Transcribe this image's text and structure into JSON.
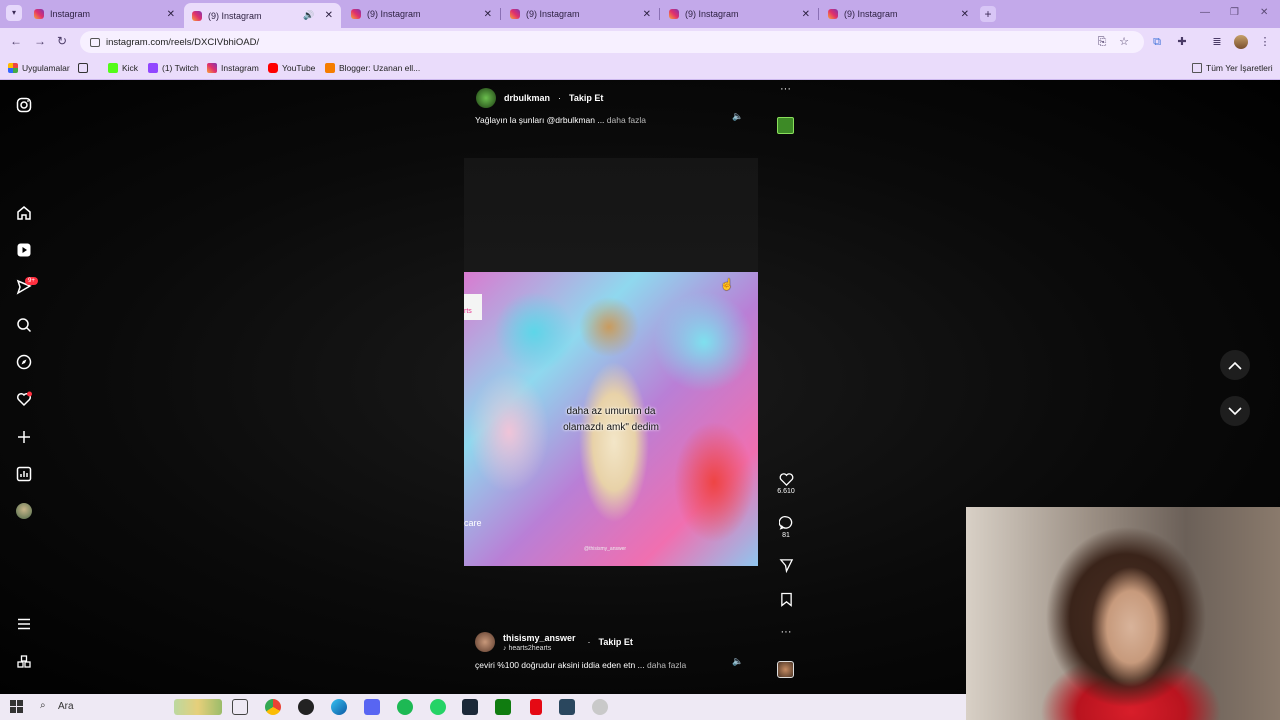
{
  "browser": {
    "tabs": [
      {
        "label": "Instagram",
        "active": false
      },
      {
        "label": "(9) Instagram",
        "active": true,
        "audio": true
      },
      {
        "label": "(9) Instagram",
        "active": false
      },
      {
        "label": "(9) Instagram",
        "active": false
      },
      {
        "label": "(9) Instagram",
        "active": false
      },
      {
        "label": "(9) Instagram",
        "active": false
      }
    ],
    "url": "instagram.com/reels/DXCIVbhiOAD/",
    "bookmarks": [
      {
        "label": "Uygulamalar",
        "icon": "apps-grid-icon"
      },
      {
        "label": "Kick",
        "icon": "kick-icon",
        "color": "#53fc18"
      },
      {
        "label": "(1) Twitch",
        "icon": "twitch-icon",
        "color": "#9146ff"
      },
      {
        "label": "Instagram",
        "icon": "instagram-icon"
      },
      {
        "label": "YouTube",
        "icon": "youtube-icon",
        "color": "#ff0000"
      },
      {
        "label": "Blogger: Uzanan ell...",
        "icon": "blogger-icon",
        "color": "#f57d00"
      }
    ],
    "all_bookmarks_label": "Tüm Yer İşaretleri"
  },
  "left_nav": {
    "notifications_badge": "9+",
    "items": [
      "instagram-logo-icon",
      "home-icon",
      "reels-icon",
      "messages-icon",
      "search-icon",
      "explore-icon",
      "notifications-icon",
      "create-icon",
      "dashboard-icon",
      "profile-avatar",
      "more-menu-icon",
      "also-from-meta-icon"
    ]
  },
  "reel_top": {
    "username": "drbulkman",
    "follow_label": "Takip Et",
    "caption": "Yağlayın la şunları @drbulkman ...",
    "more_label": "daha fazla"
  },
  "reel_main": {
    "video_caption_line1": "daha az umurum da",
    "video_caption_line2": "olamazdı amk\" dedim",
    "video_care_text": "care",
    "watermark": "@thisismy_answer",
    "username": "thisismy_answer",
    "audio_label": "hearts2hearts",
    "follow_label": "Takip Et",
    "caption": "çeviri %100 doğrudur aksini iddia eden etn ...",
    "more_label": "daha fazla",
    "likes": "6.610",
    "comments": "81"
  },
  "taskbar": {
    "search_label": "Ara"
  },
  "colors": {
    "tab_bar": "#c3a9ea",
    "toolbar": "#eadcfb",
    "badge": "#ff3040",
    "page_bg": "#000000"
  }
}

· · · ·

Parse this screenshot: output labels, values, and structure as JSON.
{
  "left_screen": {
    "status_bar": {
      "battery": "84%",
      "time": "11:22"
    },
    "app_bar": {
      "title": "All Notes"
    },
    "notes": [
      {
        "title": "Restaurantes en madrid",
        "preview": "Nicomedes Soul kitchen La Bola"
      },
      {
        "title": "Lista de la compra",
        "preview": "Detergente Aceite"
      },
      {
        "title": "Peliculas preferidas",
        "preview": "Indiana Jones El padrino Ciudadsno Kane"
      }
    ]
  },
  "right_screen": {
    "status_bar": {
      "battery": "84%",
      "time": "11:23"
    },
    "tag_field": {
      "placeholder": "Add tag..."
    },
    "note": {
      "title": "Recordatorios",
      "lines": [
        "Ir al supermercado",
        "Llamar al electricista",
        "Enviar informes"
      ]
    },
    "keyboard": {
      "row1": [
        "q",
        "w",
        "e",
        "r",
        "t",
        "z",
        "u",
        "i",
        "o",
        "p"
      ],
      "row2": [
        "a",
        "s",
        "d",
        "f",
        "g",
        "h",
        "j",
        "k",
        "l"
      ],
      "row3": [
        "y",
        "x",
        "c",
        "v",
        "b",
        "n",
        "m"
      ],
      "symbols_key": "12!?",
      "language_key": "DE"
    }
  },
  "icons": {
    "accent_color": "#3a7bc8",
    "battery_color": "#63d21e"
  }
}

· · · ·

__Exercise__
Locate the string "fazla" in the listing above and copy every line where it occurs.

__Finished exercise__
    "more_label": "daha fazla"
    "more_label": "daha fazla",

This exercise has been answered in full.